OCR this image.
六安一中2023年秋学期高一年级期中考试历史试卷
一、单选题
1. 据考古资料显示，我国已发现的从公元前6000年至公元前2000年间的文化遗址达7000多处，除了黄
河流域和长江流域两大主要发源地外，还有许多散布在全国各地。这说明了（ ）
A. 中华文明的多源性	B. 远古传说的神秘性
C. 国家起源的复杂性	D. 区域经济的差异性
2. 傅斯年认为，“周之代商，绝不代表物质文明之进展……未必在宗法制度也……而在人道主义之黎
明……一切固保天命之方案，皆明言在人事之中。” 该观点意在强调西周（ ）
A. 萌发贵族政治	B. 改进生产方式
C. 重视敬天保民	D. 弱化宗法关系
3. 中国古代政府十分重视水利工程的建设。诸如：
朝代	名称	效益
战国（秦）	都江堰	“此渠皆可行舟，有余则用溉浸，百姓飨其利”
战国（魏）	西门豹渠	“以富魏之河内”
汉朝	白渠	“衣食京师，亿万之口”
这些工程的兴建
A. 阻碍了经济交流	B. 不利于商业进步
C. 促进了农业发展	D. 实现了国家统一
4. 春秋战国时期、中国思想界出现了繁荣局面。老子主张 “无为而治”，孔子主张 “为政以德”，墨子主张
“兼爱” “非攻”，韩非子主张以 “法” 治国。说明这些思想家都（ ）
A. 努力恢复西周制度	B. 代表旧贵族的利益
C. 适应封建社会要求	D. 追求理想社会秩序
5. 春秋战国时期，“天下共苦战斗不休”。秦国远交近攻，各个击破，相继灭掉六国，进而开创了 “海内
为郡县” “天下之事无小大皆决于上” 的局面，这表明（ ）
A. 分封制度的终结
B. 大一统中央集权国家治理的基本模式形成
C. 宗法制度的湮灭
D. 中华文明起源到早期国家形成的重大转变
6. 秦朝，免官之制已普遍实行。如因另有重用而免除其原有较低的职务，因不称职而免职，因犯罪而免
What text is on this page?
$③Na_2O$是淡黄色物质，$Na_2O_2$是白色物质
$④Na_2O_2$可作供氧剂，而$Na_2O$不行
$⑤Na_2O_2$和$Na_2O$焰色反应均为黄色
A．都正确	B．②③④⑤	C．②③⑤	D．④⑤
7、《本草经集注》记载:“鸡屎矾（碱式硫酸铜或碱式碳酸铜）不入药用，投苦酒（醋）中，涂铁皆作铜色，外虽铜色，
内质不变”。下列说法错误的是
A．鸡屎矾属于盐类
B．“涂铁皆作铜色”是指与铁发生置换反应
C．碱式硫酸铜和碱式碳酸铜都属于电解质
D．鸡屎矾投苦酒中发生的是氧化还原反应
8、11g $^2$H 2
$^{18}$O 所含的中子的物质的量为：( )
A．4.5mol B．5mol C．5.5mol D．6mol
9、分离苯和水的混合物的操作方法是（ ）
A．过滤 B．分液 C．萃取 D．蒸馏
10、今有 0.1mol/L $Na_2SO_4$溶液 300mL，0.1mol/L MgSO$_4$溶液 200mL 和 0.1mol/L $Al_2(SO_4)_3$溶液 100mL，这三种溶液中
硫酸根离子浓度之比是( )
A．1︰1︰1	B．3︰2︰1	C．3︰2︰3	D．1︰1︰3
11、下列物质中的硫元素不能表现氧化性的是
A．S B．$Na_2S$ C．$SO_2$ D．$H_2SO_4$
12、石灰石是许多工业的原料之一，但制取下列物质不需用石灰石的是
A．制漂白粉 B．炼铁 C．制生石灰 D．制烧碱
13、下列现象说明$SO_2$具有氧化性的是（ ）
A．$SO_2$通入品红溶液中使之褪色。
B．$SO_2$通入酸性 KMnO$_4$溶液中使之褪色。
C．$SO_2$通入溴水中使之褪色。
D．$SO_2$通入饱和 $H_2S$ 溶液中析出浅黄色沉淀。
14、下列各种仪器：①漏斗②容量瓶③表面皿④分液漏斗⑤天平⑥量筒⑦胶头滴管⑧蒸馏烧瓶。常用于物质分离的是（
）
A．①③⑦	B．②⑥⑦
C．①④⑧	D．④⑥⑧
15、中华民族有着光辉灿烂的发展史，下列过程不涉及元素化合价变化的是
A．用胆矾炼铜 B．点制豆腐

JOB: Determine how many lines contain the word "涂铁皆作铜色" and reply with that number alone.

THE REPLY: 2